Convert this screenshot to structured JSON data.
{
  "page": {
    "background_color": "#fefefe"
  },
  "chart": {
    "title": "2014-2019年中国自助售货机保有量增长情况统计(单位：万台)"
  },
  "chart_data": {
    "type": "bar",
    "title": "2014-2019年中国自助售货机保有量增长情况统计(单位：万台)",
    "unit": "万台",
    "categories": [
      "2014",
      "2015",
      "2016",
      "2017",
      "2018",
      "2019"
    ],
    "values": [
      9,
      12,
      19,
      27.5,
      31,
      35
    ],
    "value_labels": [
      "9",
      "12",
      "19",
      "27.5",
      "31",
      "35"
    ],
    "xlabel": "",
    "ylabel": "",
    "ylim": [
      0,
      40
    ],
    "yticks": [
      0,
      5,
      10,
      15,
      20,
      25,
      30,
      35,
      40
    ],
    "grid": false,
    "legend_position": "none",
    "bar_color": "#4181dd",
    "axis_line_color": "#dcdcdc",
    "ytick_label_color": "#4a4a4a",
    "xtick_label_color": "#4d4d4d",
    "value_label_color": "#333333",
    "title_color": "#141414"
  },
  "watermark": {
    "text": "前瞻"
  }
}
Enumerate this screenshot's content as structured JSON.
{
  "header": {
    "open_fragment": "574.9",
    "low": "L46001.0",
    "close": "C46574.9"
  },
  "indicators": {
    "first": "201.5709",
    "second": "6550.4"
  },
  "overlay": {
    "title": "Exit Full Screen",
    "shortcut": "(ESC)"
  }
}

- YOUR INSTRUCTIONS: Across the data above, how many lines include the word "structured"? Give only the count.

- RESPONSE BELOW: 2